**TASK INSTRUCTIONS**
a - In the statement on trade union rights in Nepal below, which articles of the Constitution of Nepal guarantee workers the right to form trade unions and bargain collectively?
b - Carry on the statement on trade union rights in Nepal from its last sentence.

+++ TEXT SEGMENT

With reference to the joint statement issued by Global Union Federations across the Asia-Pacific region on 8 April 2026, and informed by concerns shared by UNI’s Nepalese affiliates, UNI Asia & Pacific calls upon the Government of Nepal to reconsider this proposal in view of its constitutional and international obligations.

While we recognize the urgency to carry out governance reform, the proposed restriction of trade union activities in the public sector, including independently registered worker organizations, raises serious concerns under Nepal’s own Constitution.

Articles 34 and 35 of the Constitution of Nepal (2015) explicitly guarantee all workers the right to form trade unions and to engage in collective bargaining.

Nepal has further ratified ILO Convention No. 98 on the Right to Organize and Collective Bargaining. The ILO has consistently called on Nepal to strengthen alignment of its labour laws with international standards and to improve protections against anti-union discrimination. The proposed measure represents a step in the opposite direction at a critical moment.

++++++
+++ DATASET CONTENT

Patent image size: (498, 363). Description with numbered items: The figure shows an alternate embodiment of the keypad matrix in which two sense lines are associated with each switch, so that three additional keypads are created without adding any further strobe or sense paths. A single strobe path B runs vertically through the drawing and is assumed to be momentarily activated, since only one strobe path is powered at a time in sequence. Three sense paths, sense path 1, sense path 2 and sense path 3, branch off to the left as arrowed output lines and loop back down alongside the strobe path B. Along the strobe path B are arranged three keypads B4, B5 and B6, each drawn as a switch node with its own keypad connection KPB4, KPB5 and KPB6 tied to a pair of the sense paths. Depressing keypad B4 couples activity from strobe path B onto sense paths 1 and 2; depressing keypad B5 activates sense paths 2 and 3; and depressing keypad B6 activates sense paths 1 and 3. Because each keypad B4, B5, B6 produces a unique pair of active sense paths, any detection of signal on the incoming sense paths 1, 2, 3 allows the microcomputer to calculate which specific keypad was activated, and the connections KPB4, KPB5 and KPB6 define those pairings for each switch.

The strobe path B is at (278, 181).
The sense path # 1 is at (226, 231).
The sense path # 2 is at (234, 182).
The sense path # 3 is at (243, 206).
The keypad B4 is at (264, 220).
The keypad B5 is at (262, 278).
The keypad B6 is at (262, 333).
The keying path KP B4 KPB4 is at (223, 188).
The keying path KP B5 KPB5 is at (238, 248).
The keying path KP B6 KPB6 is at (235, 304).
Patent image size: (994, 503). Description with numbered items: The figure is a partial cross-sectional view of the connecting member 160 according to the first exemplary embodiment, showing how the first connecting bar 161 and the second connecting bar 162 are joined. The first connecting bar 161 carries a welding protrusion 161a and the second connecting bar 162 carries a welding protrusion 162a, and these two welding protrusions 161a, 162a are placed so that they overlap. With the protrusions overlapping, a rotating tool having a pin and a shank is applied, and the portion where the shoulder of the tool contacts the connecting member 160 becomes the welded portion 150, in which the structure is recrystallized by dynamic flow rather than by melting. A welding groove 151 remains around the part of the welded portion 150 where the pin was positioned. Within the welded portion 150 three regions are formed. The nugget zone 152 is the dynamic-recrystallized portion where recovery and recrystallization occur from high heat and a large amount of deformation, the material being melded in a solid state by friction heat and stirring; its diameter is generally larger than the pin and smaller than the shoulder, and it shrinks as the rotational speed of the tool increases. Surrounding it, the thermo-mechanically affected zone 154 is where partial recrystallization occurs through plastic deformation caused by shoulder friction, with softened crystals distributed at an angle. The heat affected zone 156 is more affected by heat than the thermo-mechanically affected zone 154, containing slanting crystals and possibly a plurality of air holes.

++++++

**RESULTS BY TASK**
a - Articles 34 and 35 of the Constitution of Nepal (2015).

b -
We are also concerned that this Trade Union restriction plan in 100-Point Agenda was included without prior tripartite consultation, in contravention of the principles of social dialogue enshrined in ILO Convention No. 144. Reform measures that affect workers’ rights to organize must be developed with workers, not imposed upon them.

We therefore call upon the Government of Nepal to suspend implementation of the trade union activity restriction provisions, pending a thorough review of their consistency with Nepal’s constitutional provisions and its obligations under ratified ILO Conventions.

We urge the Government to engage in genuine social dialogue and negotiate in good faith with trade unions through the Central Labour Advisory Committee (CLAC) before advancing any reform measures affecting workers’ right to organize and bargain collectively.

Effective governance and the protection of workers’ fundamental rights are not mutually exclusive goals. The Government of Nepal can and should pursue its reform agenda through social dialogue, in full respect of its domestic and international obligations, so that reforms strengthen the rights of the workers who deliver essential public services to Nepal’s people.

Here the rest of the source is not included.